### ENTRIES SHOWN
-- -- --

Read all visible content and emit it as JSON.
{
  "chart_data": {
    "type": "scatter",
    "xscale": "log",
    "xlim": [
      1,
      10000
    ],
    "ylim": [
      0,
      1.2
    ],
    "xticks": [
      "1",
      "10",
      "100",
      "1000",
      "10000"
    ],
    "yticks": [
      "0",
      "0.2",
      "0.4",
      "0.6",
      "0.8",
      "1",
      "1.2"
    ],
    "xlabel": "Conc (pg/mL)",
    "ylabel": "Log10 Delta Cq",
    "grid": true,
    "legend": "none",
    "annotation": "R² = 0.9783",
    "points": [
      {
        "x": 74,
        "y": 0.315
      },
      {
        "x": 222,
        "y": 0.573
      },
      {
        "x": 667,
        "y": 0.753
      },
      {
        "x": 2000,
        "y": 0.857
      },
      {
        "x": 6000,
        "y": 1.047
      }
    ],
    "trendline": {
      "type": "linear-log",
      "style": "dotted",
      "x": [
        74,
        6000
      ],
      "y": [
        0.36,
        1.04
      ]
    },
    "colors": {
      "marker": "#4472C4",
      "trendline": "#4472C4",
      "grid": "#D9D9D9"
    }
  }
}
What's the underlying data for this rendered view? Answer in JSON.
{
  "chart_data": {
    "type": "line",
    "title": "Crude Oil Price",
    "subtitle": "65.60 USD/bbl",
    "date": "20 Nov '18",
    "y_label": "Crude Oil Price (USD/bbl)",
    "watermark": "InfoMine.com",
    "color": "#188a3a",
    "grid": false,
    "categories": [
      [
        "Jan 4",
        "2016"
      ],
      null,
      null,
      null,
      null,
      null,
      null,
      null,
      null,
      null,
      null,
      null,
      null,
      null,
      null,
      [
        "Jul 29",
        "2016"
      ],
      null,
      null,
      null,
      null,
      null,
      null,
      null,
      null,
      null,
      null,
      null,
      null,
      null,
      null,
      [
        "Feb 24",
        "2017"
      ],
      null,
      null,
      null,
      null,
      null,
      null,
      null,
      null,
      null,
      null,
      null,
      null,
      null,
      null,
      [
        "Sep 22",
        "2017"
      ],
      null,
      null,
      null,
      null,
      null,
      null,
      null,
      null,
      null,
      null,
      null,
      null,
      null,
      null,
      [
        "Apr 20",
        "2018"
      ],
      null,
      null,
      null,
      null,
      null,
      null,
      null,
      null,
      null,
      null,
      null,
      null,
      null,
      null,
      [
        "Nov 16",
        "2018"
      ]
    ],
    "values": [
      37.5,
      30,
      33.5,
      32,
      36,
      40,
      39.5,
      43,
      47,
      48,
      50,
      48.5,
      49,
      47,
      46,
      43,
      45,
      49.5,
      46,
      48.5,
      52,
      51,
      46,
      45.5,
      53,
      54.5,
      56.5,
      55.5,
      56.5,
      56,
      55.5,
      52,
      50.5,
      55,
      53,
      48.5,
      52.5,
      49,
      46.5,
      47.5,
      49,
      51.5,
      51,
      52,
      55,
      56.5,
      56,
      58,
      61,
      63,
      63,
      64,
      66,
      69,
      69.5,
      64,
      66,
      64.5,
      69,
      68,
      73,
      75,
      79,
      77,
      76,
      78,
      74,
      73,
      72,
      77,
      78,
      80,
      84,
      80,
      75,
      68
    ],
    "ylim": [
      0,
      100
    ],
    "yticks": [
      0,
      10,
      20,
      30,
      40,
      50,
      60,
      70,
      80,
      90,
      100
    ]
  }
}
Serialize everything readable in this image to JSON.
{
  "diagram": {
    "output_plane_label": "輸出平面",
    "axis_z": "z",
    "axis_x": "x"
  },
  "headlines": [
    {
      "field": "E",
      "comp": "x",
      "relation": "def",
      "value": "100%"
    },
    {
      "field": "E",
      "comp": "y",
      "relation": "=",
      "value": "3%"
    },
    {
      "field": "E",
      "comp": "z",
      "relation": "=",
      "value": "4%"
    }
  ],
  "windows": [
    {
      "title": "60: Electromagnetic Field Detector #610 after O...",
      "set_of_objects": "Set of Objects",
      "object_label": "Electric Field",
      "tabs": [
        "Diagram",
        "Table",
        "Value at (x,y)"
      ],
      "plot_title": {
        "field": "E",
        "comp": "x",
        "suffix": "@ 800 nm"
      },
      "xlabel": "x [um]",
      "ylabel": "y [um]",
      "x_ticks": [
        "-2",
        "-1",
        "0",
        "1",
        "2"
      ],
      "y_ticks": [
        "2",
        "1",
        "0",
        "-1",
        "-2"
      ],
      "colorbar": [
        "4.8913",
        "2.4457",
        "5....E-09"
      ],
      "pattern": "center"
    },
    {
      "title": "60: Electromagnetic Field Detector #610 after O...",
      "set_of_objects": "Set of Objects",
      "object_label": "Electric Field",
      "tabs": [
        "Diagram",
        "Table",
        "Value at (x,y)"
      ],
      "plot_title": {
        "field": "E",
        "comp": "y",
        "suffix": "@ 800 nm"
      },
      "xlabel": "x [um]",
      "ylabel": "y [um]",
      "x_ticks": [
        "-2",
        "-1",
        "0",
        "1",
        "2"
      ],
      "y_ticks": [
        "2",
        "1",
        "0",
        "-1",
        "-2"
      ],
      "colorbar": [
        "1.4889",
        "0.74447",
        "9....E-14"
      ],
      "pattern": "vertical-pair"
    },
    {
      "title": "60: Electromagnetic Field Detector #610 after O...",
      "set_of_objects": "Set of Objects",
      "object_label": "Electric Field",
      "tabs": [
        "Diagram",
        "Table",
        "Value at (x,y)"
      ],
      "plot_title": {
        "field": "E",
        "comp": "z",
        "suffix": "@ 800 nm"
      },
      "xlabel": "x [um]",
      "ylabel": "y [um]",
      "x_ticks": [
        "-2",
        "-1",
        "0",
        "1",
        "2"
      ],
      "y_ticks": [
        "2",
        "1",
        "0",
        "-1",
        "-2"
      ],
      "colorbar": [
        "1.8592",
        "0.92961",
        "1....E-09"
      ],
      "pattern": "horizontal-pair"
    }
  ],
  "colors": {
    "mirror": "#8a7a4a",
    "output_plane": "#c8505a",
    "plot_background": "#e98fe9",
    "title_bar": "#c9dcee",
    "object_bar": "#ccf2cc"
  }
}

-- -- --

### DIRECTIONS
Restate every line of the data word for word.

### THE RESPONSE
Read all visible content and emit it as JSON.
{
  "chart_data": {
    "type": "scatter",
    "xscale": "log",
    "xlim": [
      1,
      10000
    ],
    "ylim": [
      0,
      1.2
    ],
    "xticks": [
      "1",
      "10",
      "100",
      "1000",
      "10000"
    ],
    "yticks": [
      "0",
      "0.2",
      "0.4",
      "0.6",
      "0.8",
      "1",
      "1.2"
    ],
    "xlabel": "Conc (pg/mL)",
    "ylabel": "Log10 Delta Cq",
    "grid": true,
    "legend": "none",
    "annotation": "R² = 0.9783",
    "points": [
      {
        "x": 74,
        "y": 0.315
      },
      {
        "x": 222,
        "y": 0.573
      },
      {
        "x": 667,
        "y": 0.753
      },
      {
        "x": 2000,
        "y": 0.857
      },
      {
        "x": 6000,
        "y": 1.047
      }
    ],
    "trendline": {
      "type": "linear-log",
      "style": "dotted",
      "x": [
        74,
        6000
      ],
      "y": [
        0.36,
        1.04
      ]
    },
    "colors": {
      "marker": "#4472C4",
      "trendline": "#4472C4",
      "grid": "#D9D9D9"
    }
  }
}
What's the underlying data for this rendered view? Answer in JSON.
{
  "chart_data": {
    "type": "line",
    "title": "Crude Oil Price",
    "subtitle": "65.60 USD/bbl",
    "date": "20 Nov '18",
    "y_label": "Crude Oil Price (USD/bbl)",
    "watermark": "InfoMine.com",
    "color": "#188a3a",
    "grid": false,
    "categories": [
      [
        "Jan 4",
        "2016"
      ],
      null,
      null,
      null,
      null,
      null,
      null,
      null,
      null,
      null,
      null,
      null,
      null,
      null,
      null,
      [
        "Jul 29",
        "2016"
      ],
      null,
      null,
      null,
      null,
      null,
      null,
      null,
      null,
      null,
      null,
      null,
      null,
      null,
      null,
      [
        "Feb 24",
        "2017"
      ],
      null,
      null,
      null,
      null,
      null,
      null,
      null,
      null,
      null,
      null,
      null,
      null,
      null,
      null,
      [
        "Sep 22",
        "2017"
      ],
      null,
      null,
      null,
      null,
      null,
      null,
      null,
      null,
      null,
      null,
      null,
      null,
      null,
      null,
      [
        "Apr 20",
        "2018"
      ],
      null,
      null,
      null,
      null,
      null,
      null,
      null,
      null,
      null,
      null,
      null,
      null,
      null,
      null,
      [
        "Nov 16",
        "2018"
      ]
    ],
    "values": [
      37.5,
      30,
      33.5,
      32,
      36,
      40,
      39.5,
      43,
      47,
      48,
      50,
      48.5,
      49,
      47,
      46,
      43,
      45,
      49.5,
      46,
      48.5,
      52,
      51,
      46,
      45.5,
      53,
      54.5,
      56.5,
      55.5,
      56.5,
      56,
      55.5,
      52,
      50.5,
      55,
      53,
      48.5,
      52.5,
      49,
      46.5,
      47.5,
      49,
      51.5,
      51,
      52,
      55,
      56.5,
      56,
      58,
      61,
      63,
      63,
      64,
      66,
      69,
      69.5,
      64,
      66,
      64.5,
      69,
      68,
      73,
      75,
      79,
      77,
      76,
      78,
      74,
      73,
      72,
      77,
      78,
      80,
      84,
      80,
      75,
      68
    ],
    "ylim": [
      0,
      100
    ],
    "yticks": [
      0,
      10,
      20,
      30,
      40,
      50,
      60,
      70,
      80,
      90,
      100
    ]
  }
}
Serialize everything readable in this image to JSON.
{
  "diagram": {
    "output_plane_label": "輸出平面",
    "axis_z": "z",
    "axis_x": "x"
  },
  "headlines": [
    {
      "field": "E",
      "comp": "x",
      "relation": "def",
      "value": "100%"
    },
    {
      "field": "E",
      "comp": "y",
      "relation": "=",
      "value": "3%"
    },
    {
      "field": "E",
      "comp": "z",
      "relation": "=",
      "value": "4%"
    }
  ],
  "windows": [
    {
      "title": "60: Electromagnetic Field Detector #610 after O...",
      "set_of_objects": "Set of Objects",
      "object_label": "Electric Field",
      "tabs": [
        "Diagram",
        "Table",
        "Value at (x,y)"
      ],
      "plot_title": {
        "field": "E",
        "comp": "x",
        "suffix": "@ 800 nm"
      },
      "xlabel": "x [um]",
      "ylabel": "y [um]",
      "x_ticks": [
        "-2",
        "-1",
        "0",
        "1",
        "2"
      ],
      "y_ticks": [
        "2",
        "1",
        "0",
        "-1",
        "-2"
      ],
      "colorbar": [
        "4.8913",
        "2.4457",
        "5....E-09"
      ],
      "pattern": "center"
    },
    {
      "title": "60: Electromagnetic Field Detector #610 after O...",
      "set_of_objects": "Set of Objects",
      "object_label": "Electric Field",
      "tabs": [
        "Diagram",
        "Table",
        "Value at (x,y)"
      ],
      "plot_title": {
        "field": "E",
        "comp": "y",
        "suffix": "@ 800 nm"
      },
      "xlabel": "x [um]",
      "ylabel": "y [um]",
      "x_ticks": [
        "-2",
        "-1",
        "0",
        "1",
        "2"
      ],
      "y_ticks": [
        "2",
        "1",
        "0",
        "-1",
        "-2"
      ],
      "colorbar": [
        "1.4889",
        "0.74447",
        "9....E-14"
      ],
      "pattern": "vertical-pair"
    },
    {
      "title": "60: Electromagnetic Field Detector #610 after O...",
      "set_of_objects": "Set of Objects",
      "object_label": "Electric Field",
      "tabs": [
        "Diagram",
        "Table",
        "Value at (x,y)"
      ],
      "plot_title": {
        "field": "E",
        "comp": "z",
        "suffix": "@ 800 nm"
      },
      "xlabel": "x [um]",
      "ylabel": "y [um]",
      "x_ticks": [
        "-2",
        "-1",
        "0",
        "1",
        "2"
      ],
      "y_ticks": [
        "2",
        "1",
        "0",
        "-1",
        "-2"
      ],
      "colorbar": [
        "1.8592",
        "0.92961",
        "1....E-09"
      ],
      "pattern": "horizontal-pair"
    }
  ],
  "colors": {
    "mirror": "#8a7a4a",
    "output_plane": "#c8505a",
    "plot_background": "#e98fe9",
    "title_bar": "#c9dcee",
    "object_bar": "#ccf2cc"
  }
}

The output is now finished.